Short task: Find the string "Respiration" in the records. Copy every line it appears in.

Exercise material:
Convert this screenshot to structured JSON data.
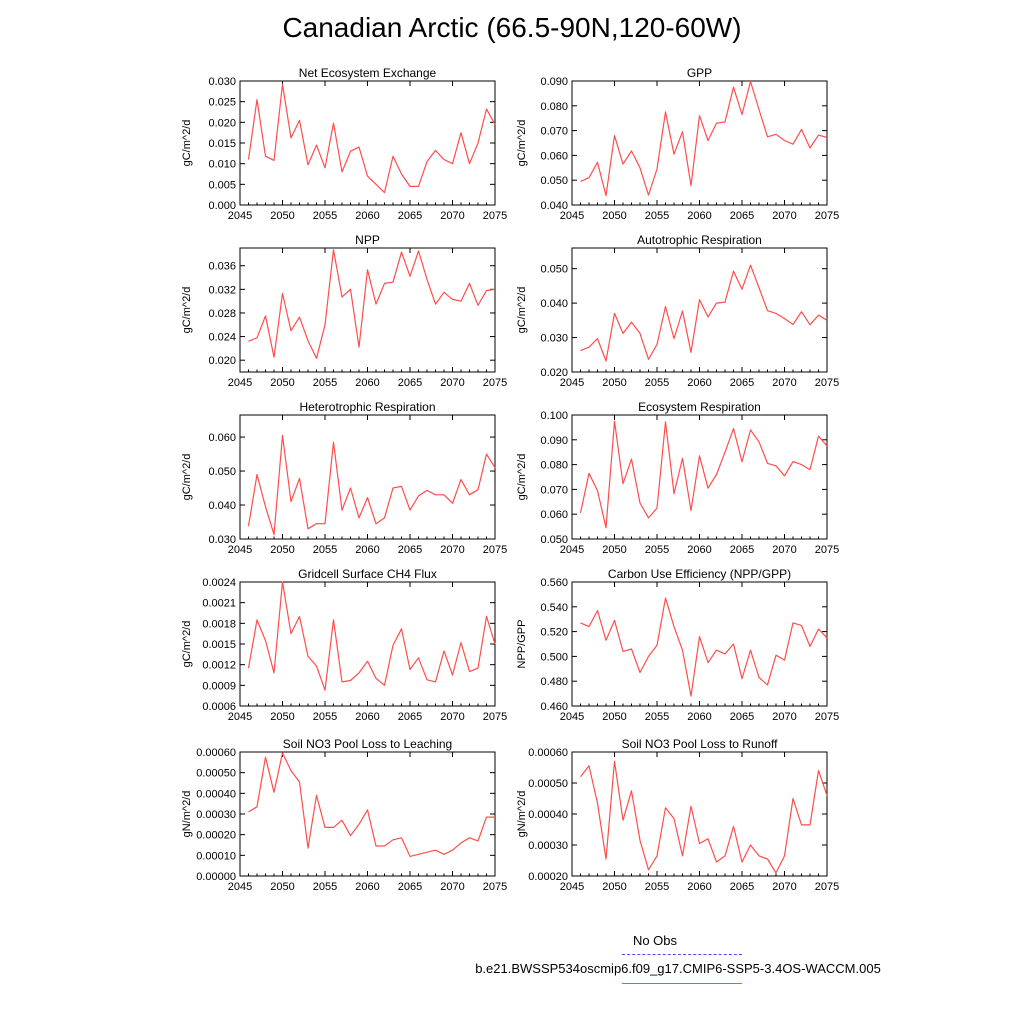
{
  "title": "Canadian Arctic (66.5-90N,120-60W)",
  "legend": {
    "obs_label": "No Obs",
    "obs_color": "#4d4dff",
    "case_label": "b.e21.BWSSP534oscmip6.f09_g17.CMIP6-SSP5-3.4OS-WACCM.005",
    "case_color": "#ff4d4d"
  },
  "chart_data": [
    {
      "type": "line",
      "title": "Net Ecosystem Exchange",
      "ylabel": "gC/m^2/d",
      "xlim": [
        2045,
        2075
      ],
      "xticks": [
        "2045",
        "2050",
        "2055",
        "2060",
        "2065",
        "2070",
        "2075"
      ],
      "ylim": [
        0.0,
        0.03
      ],
      "yticks": [
        "0.000",
        "0.005",
        "0.010",
        "0.015",
        "0.020",
        "0.025",
        "0.030"
      ],
      "x": [
        2046,
        2047,
        2048,
        2049,
        2050,
        2051,
        2052,
        2053,
        2054,
        2055,
        2056,
        2057,
        2058,
        2059,
        2060,
        2061,
        2062,
        2063,
        2064,
        2065,
        2066,
        2067,
        2068,
        2069,
        2070,
        2071,
        2072,
        2073,
        2074,
        2075
      ],
      "values": [
        0.011,
        0.0255,
        0.0118,
        0.0108,
        0.0292,
        0.0162,
        0.0205,
        0.0097,
        0.0145,
        0.009,
        0.0198,
        0.008,
        0.013,
        0.014,
        0.007,
        0.005,
        0.003,
        0.0118,
        0.0075,
        0.0045,
        0.0045,
        0.0105,
        0.0132,
        0.011,
        0.01,
        0.0175,
        0.01,
        0.015,
        0.0232,
        0.0195
      ]
    },
    {
      "type": "line",
      "title": "GPP",
      "ylabel": "gC/m^2/d",
      "xlim": [
        2045,
        2075
      ],
      "xticks": [
        "2045",
        "2050",
        "2055",
        "2060",
        "2065",
        "2070",
        "2075"
      ],
      "ylim": [
        0.04,
        0.09
      ],
      "yticks": [
        "0.040",
        "0.050",
        "0.060",
        "0.070",
        "0.080",
        "0.090"
      ],
      "x": [
        2046,
        2047,
        2048,
        2049,
        2050,
        2051,
        2052,
        2053,
        2054,
        2055,
        2056,
        2057,
        2058,
        2059,
        2060,
        2061,
        2062,
        2063,
        2064,
        2065,
        2066,
        2067,
        2068,
        2069,
        2070,
        2071,
        2072,
        2073,
        2074,
        2075
      ],
      "values": [
        0.0495,
        0.051,
        0.0572,
        0.0438,
        0.068,
        0.0565,
        0.0618,
        0.055,
        0.044,
        0.0545,
        0.0775,
        0.0605,
        0.0695,
        0.0478,
        0.076,
        0.066,
        0.073,
        0.0735,
        0.0875,
        0.0765,
        0.0898,
        0.0785,
        0.0675,
        0.0685,
        0.066,
        0.0645,
        0.0705,
        0.063,
        0.0682,
        0.0672
      ]
    },
    {
      "type": "line",
      "title": "NPP",
      "ylabel": "gC/m^2/d",
      "xlim": [
        2045,
        2075
      ],
      "xticks": [
        "2045",
        "2050",
        "2055",
        "2060",
        "2065",
        "2070",
        "2075"
      ],
      "ylim": [
        0.018,
        0.039
      ],
      "yticks": [
        "0.020",
        "0.024",
        "0.028",
        "0.032",
        "0.036"
      ],
      "x": [
        2046,
        2047,
        2048,
        2049,
        2050,
        2051,
        2052,
        2053,
        2054,
        2055,
        2056,
        2057,
        2058,
        2059,
        2060,
        2061,
        2062,
        2063,
        2064,
        2065,
        2066,
        2067,
        2068,
        2069,
        2070,
        2071,
        2072,
        2073,
        2074,
        2075
      ],
      "values": [
        0.0232,
        0.0238,
        0.0275,
        0.0205,
        0.0313,
        0.025,
        0.0273,
        0.0233,
        0.0203,
        0.026,
        0.0387,
        0.0307,
        0.032,
        0.0222,
        0.0353,
        0.0295,
        0.033,
        0.0332,
        0.0383,
        0.0342,
        0.0385,
        0.0337,
        0.0295,
        0.0315,
        0.0303,
        0.03,
        0.033,
        0.0293,
        0.0318,
        0.032
      ]
    },
    {
      "type": "line",
      "title": "Autotrophic Respiration",
      "ylabel": "gC/m^2/d",
      "xlim": [
        2045,
        2075
      ],
      "xticks": [
        "2045",
        "2050",
        "2055",
        "2060",
        "2065",
        "2070",
        "2075"
      ],
      "ylim": [
        0.02,
        0.056
      ],
      "yticks": [
        "0.020",
        "0.030",
        "0.040",
        "0.050"
      ],
      "x": [
        2046,
        2047,
        2048,
        2049,
        2050,
        2051,
        2052,
        2053,
        2054,
        2055,
        2056,
        2057,
        2058,
        2059,
        2060,
        2061,
        2062,
        2063,
        2064,
        2065,
        2066,
        2067,
        2068,
        2069,
        2070,
        2071,
        2072,
        2073,
        2074,
        2075
      ],
      "values": [
        0.0262,
        0.0272,
        0.0297,
        0.0232,
        0.037,
        0.0312,
        0.0345,
        0.0312,
        0.0237,
        0.028,
        0.039,
        0.0297,
        0.0377,
        0.0257,
        0.041,
        0.036,
        0.04,
        0.0403,
        0.0493,
        0.044,
        0.051,
        0.0445,
        0.0378,
        0.037,
        0.0355,
        0.0338,
        0.0375,
        0.0337,
        0.0365,
        0.035
      ]
    },
    {
      "type": "line",
      "title": "Heterotrophic Respiration",
      "ylabel": "gC/m^2/d",
      "xlim": [
        2045,
        2075
      ],
      "xticks": [
        "2045",
        "2050",
        "2055",
        "2060",
        "2065",
        "2070",
        "2075"
      ],
      "ylim": [
        0.03,
        0.0665
      ],
      "yticks": [
        "0.030",
        "0.040",
        "0.050",
        "0.060"
      ],
      "x": [
        2046,
        2047,
        2048,
        2049,
        2050,
        2051,
        2052,
        2053,
        2054,
        2055,
        2056,
        2057,
        2058,
        2059,
        2060,
        2061,
        2062,
        2063,
        2064,
        2065,
        2066,
        2067,
        2068,
        2069,
        2070,
        2071,
        2072,
        2073,
        2074,
        2075
      ],
      "values": [
        0.0338,
        0.049,
        0.0395,
        0.0313,
        0.0605,
        0.041,
        0.0478,
        0.033,
        0.0345,
        0.0345,
        0.0585,
        0.0385,
        0.045,
        0.0362,
        0.0422,
        0.0345,
        0.0362,
        0.045,
        0.0455,
        0.0385,
        0.0427,
        0.0443,
        0.043,
        0.043,
        0.0405,
        0.0475,
        0.043,
        0.0445,
        0.055,
        0.051
      ]
    },
    {
      "type": "line",
      "title": "Ecosystem Respiration",
      "ylabel": "gC/m^2/d",
      "xlim": [
        2045,
        2075
      ],
      "xticks": [
        "2045",
        "2050",
        "2055",
        "2060",
        "2065",
        "2070",
        "2075"
      ],
      "ylim": [
        0.05,
        0.1
      ],
      "yticks": [
        "0.050",
        "0.060",
        "0.070",
        "0.080",
        "0.090",
        "0.100"
      ],
      "x": [
        2046,
        2047,
        2048,
        2049,
        2050,
        2051,
        2052,
        2053,
        2054,
        2055,
        2056,
        2057,
        2058,
        2059,
        2060,
        2061,
        2062,
        2063,
        2064,
        2065,
        2066,
        2067,
        2068,
        2069,
        2070,
        2071,
        2072,
        2073,
        2074,
        2075
      ],
      "values": [
        0.0605,
        0.0765,
        0.0695,
        0.0545,
        0.0975,
        0.0723,
        0.0822,
        0.0645,
        0.0585,
        0.0625,
        0.0972,
        0.0683,
        0.0825,
        0.0615,
        0.0835,
        0.0705,
        0.076,
        0.085,
        0.0945,
        0.0812,
        0.094,
        0.0892,
        0.0805,
        0.0795,
        0.0755,
        0.0812,
        0.08,
        0.078,
        0.0915,
        0.0875
      ]
    },
    {
      "type": "line",
      "title": "Gridcell Surface CH4 Flux",
      "ylabel": "gC/m^2/d",
      "xlim": [
        2045,
        2075
      ],
      "xticks": [
        "2045",
        "2050",
        "2055",
        "2060",
        "2065",
        "2070",
        "2075"
      ],
      "ylim": [
        0.0006,
        0.0024
      ],
      "yticks": [
        "0.0006",
        "0.0009",
        "0.0012",
        "0.0015",
        "0.0018",
        "0.0021",
        "0.0024"
      ],
      "x": [
        2046,
        2047,
        2048,
        2049,
        2050,
        2051,
        2052,
        2053,
        2054,
        2055,
        2056,
        2057,
        2058,
        2059,
        2060,
        2061,
        2062,
        2063,
        2064,
        2065,
        2066,
        2067,
        2068,
        2069,
        2070,
        2071,
        2072,
        2073,
        2074,
        2075
      ],
      "values": [
        0.00115,
        0.00185,
        0.00155,
        0.00108,
        0.0024,
        0.00165,
        0.0019,
        0.00132,
        0.00118,
        0.00083,
        0.00185,
        0.00095,
        0.00097,
        0.00108,
        0.00125,
        0.001,
        0.0009,
        0.00148,
        0.00172,
        0.00113,
        0.0013,
        0.00098,
        0.00095,
        0.0014,
        0.00105,
        0.00152,
        0.0011,
        0.00115,
        0.0019,
        0.0015
      ]
    },
    {
      "type": "line",
      "title": "Carbon Use Efficiency (NPP/GPP)",
      "ylabel": "NPP/GPP",
      "xlim": [
        2045,
        2075
      ],
      "xticks": [
        "2045",
        "2050",
        "2055",
        "2060",
        "2065",
        "2070",
        "2075"
      ],
      "ylim": [
        0.46,
        0.56
      ],
      "yticks": [
        "0.460",
        "0.480",
        "0.500",
        "0.520",
        "0.540",
        "0.560"
      ],
      "x": [
        2046,
        2047,
        2048,
        2049,
        2050,
        2051,
        2052,
        2053,
        2054,
        2055,
        2056,
        2057,
        2058,
        2059,
        2060,
        2061,
        2062,
        2063,
        2064,
        2065,
        2066,
        2067,
        2068,
        2069,
        2070,
        2071,
        2072,
        2073,
        2074,
        2075
      ],
      "values": [
        0.527,
        0.524,
        0.537,
        0.513,
        0.529,
        0.504,
        0.506,
        0.487,
        0.5,
        0.509,
        0.547,
        0.524,
        0.505,
        0.468,
        0.516,
        0.495,
        0.505,
        0.502,
        0.51,
        0.482,
        0.505,
        0.483,
        0.477,
        0.501,
        0.497,
        0.527,
        0.525,
        0.508,
        0.522,
        0.515
      ]
    },
    {
      "type": "line",
      "title": "Soil NO3 Pool Loss to Leaching",
      "ylabel": "gN/m^2/d",
      "xlim": [
        2045,
        2075
      ],
      "xticks": [
        "2045",
        "2050",
        "2055",
        "2060",
        "2065",
        "2070",
        "2075"
      ],
      "ylim": [
        0.0,
        0.0006
      ],
      "yticks": [
        "0.00000",
        "0.00010",
        "0.00020",
        "0.00030",
        "0.00040",
        "0.00050",
        "0.00060"
      ],
      "x": [
        2046,
        2047,
        2048,
        2049,
        2050,
        2051,
        2052,
        2053,
        2054,
        2055,
        2056,
        2057,
        2058,
        2059,
        2060,
        2061,
        2062,
        2063,
        2064,
        2065,
        2066,
        2067,
        2068,
        2069,
        2070,
        2071,
        2072,
        2073,
        2074,
        2075
      ],
      "values": [
        0.00031,
        0.000335,
        0.000575,
        0.000405,
        0.000595,
        0.00051,
        0.000455,
        0.000135,
        0.00039,
        0.000235,
        0.000235,
        0.00027,
        0.000195,
        0.00025,
        0.00032,
        0.000145,
        0.000145,
        0.000175,
        0.000185,
        9.5e-05,
        0.000105,
        0.000115,
        0.000125,
        0.000105,
        0.000125,
        0.00016,
        0.000185,
        0.00017,
        0.000285,
        0.000285
      ]
    },
    {
      "type": "line",
      "title": "Soil NO3 Pool Loss to Runoff",
      "ylabel": "gN/m^2/d",
      "xlim": [
        2045,
        2075
      ],
      "xticks": [
        "2045",
        "2050",
        "2055",
        "2060",
        "2065",
        "2070",
        "2075"
      ],
      "ylim": [
        0.0002,
        0.0006
      ],
      "yticks": [
        "0.00020",
        "0.00030",
        "0.00040",
        "0.00050",
        "0.00060"
      ],
      "x": [
        2046,
        2047,
        2048,
        2049,
        2050,
        2051,
        2052,
        2053,
        2054,
        2055,
        2056,
        2057,
        2058,
        2059,
        2060,
        2061,
        2062,
        2063,
        2064,
        2065,
        2066,
        2067,
        2068,
        2069,
        2070,
        2071,
        2072,
        2073,
        2074,
        2075
      ],
      "values": [
        0.00052,
        0.000555,
        0.000435,
        0.000255,
        0.00057,
        0.00038,
        0.000475,
        0.000315,
        0.00022,
        0.000265,
        0.00042,
        0.000385,
        0.000265,
        0.000425,
        0.000305,
        0.00032,
        0.000245,
        0.000265,
        0.00036,
        0.000245,
        0.0003,
        0.000265,
        0.000255,
        0.00021,
        0.000265,
        0.00045,
        0.000365,
        0.000365,
        0.00054,
        0.00046
      ]
    }
  ]
}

Full solution:
      "title": "Autotrophic Respiration",
      "title": "Heterotrophic Respiration",
      "title": "Ecosystem Respiration",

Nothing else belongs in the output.